## [Goal]
Copy out all the lines in the records that include the word "Buggy".

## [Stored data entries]
━━━━━━━━━━━━━━━━
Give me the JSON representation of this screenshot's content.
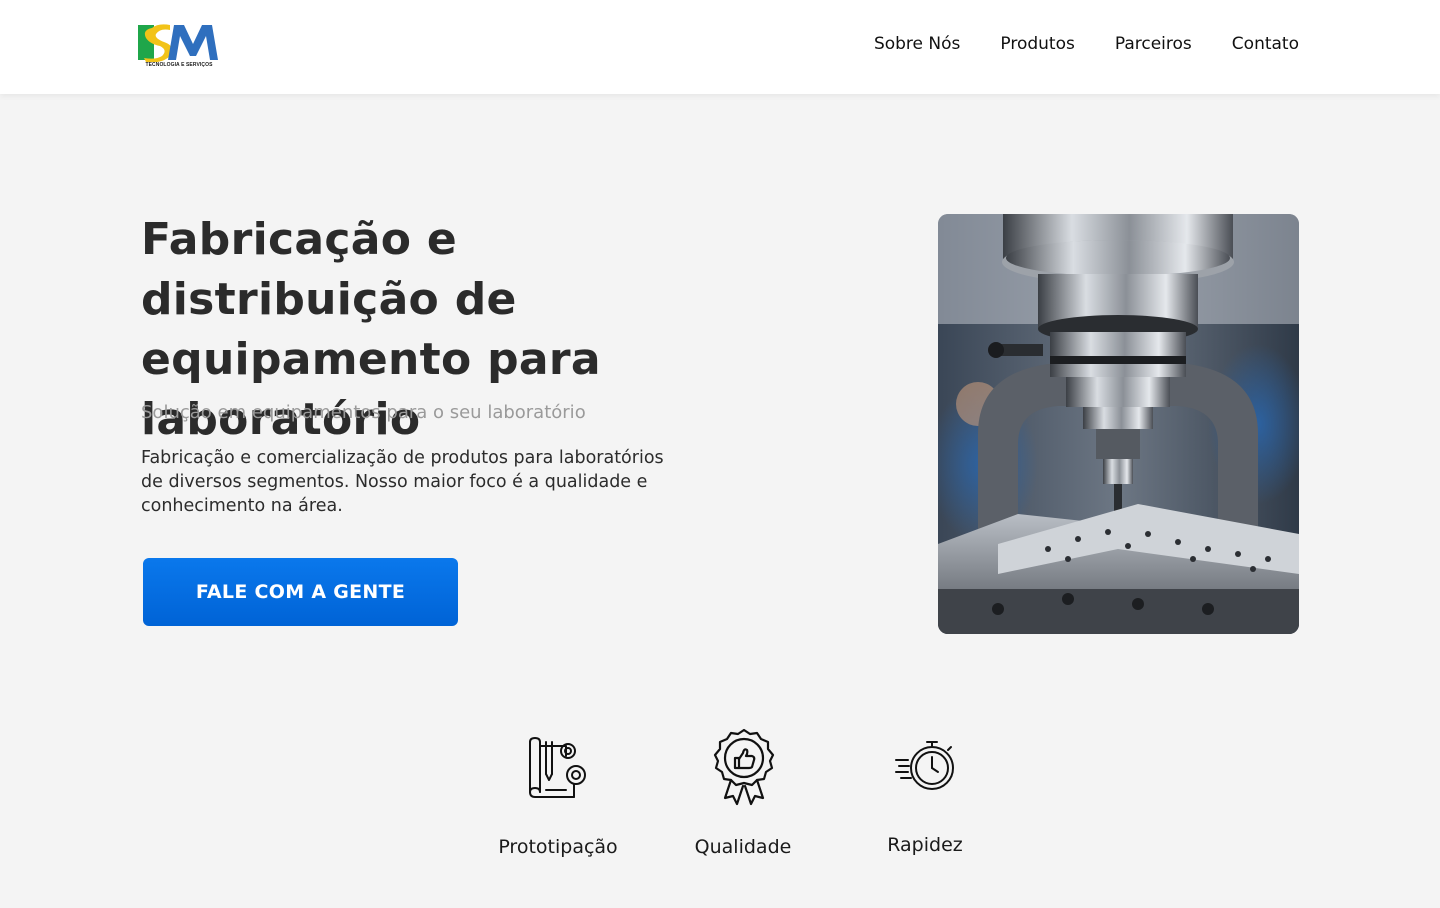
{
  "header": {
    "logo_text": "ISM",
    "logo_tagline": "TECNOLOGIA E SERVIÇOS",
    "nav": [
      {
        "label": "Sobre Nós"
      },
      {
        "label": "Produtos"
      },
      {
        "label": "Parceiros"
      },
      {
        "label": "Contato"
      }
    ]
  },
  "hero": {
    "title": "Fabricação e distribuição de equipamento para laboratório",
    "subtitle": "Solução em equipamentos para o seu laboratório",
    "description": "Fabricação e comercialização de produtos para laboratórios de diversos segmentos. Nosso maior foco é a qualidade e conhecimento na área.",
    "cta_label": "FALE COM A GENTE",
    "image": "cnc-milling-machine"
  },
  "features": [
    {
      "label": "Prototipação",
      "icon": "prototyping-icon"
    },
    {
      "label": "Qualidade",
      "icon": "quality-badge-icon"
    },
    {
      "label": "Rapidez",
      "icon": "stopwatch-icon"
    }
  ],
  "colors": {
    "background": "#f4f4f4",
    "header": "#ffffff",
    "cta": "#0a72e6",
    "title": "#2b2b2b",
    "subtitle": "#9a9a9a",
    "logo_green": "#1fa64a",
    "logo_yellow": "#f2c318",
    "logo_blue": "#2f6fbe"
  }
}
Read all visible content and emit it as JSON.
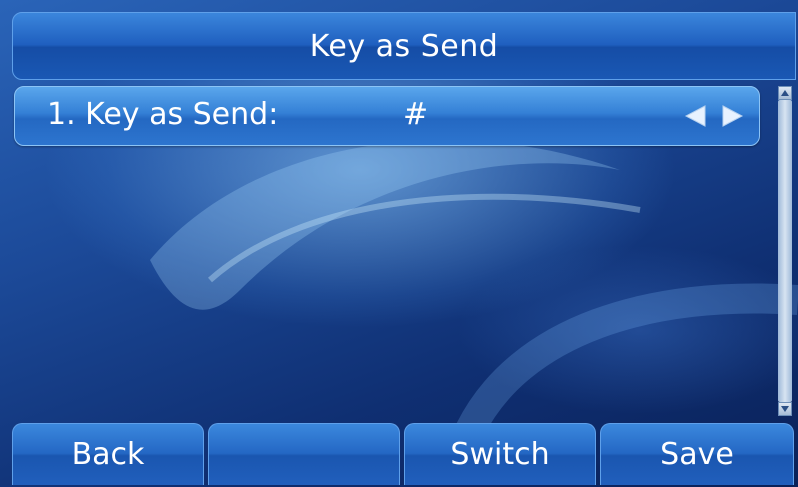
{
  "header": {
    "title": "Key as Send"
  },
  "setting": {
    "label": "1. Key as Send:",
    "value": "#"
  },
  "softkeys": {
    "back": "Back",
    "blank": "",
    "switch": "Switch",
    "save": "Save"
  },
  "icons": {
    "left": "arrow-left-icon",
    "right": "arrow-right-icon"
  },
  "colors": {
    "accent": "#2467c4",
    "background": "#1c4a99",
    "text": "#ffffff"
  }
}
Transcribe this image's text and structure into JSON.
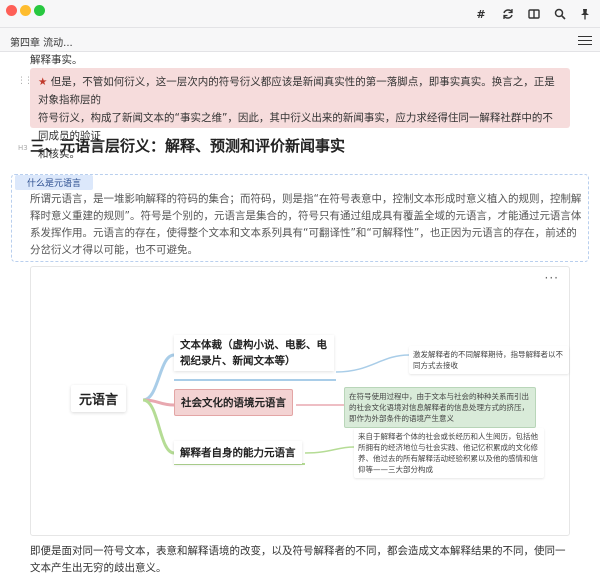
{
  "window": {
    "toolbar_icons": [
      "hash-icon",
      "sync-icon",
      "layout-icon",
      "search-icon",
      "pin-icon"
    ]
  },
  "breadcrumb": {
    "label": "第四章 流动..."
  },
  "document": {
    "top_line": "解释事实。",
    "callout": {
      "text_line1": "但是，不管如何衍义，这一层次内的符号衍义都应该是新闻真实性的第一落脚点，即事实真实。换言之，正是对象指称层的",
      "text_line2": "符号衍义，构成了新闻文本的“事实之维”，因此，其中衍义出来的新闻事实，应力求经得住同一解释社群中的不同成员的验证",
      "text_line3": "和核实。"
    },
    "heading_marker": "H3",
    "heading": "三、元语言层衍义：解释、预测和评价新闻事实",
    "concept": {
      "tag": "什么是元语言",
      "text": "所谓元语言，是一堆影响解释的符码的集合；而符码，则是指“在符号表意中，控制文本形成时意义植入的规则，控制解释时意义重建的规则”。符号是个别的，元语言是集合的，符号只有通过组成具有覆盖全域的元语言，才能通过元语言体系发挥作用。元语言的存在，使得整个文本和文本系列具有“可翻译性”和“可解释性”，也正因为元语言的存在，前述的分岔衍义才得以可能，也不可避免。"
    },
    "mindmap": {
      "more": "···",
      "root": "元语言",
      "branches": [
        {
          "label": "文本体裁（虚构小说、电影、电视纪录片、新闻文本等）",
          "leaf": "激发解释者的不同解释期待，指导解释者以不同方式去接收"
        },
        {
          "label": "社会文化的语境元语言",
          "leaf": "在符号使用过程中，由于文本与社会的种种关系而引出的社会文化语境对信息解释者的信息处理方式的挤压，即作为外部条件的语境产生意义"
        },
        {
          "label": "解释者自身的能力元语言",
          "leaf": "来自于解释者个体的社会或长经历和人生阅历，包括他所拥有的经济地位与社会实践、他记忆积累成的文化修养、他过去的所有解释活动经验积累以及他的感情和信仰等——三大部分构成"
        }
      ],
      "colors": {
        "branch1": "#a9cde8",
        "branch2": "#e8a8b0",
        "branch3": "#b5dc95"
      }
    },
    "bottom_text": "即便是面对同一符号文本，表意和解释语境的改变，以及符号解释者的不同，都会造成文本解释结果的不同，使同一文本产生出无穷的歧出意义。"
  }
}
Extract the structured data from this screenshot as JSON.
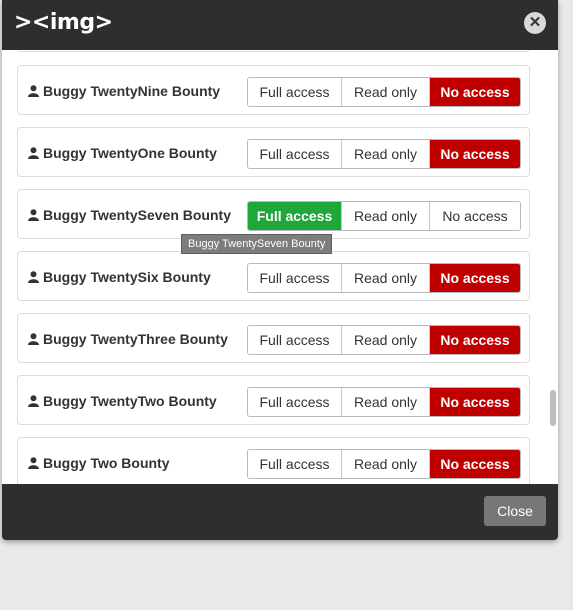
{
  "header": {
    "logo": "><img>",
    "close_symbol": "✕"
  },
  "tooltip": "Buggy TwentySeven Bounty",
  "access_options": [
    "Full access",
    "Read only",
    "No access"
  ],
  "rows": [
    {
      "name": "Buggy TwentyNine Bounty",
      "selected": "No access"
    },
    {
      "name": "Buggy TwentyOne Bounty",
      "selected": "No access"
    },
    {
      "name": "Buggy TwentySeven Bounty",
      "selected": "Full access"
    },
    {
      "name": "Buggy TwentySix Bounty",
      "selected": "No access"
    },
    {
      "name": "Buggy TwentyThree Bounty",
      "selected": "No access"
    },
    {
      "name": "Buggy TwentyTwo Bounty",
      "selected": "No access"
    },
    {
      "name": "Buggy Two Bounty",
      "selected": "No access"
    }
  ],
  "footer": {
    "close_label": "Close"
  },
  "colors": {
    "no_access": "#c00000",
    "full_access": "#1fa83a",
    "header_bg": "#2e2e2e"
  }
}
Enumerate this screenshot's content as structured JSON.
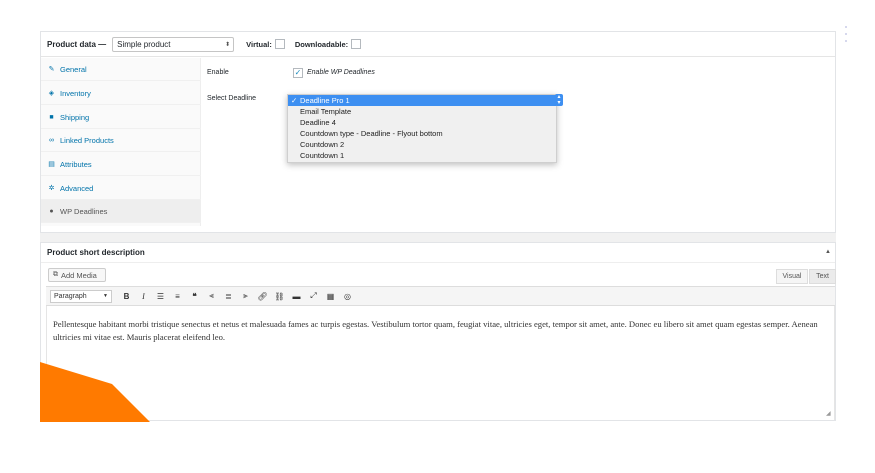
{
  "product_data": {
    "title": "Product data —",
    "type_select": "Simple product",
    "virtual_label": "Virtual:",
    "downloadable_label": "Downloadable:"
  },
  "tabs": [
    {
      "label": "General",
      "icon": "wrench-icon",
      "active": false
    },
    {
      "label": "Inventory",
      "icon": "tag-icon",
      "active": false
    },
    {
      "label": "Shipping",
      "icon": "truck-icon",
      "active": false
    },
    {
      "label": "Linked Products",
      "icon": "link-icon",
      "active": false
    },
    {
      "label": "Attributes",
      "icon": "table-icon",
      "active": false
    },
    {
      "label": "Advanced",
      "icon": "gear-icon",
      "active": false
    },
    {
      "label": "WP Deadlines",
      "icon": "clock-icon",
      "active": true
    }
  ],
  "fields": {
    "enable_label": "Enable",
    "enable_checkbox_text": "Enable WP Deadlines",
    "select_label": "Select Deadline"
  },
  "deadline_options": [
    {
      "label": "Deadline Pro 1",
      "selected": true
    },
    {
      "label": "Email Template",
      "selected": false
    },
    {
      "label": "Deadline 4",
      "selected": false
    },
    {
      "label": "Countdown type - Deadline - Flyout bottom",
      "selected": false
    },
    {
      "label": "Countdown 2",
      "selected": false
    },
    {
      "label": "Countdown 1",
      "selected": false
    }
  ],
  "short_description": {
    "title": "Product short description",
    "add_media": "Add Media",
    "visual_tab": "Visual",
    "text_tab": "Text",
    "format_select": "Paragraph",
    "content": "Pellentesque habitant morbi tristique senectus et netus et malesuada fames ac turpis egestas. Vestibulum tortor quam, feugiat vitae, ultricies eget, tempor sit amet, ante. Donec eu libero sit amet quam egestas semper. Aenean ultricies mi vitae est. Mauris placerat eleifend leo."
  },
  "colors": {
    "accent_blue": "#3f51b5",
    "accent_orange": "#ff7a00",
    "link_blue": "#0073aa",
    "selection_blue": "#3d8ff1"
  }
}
━━━━━━━━━━━━━━━━
## [Right answer]
  "tooltip": "Buggy TwentySeven Bounty",
      "name": "Buggy TwentyNine Bounty",
      "name": "Buggy TwentyOne Bounty",
      "name": "Buggy TwentySeven Bounty",
      "name": "Buggy TwentySix Bounty",
      "name": "Buggy TwentyThree Bounty",
      "name": "Buggy TwentyTwo Bounty",
      "name": "Buggy Two Bounty",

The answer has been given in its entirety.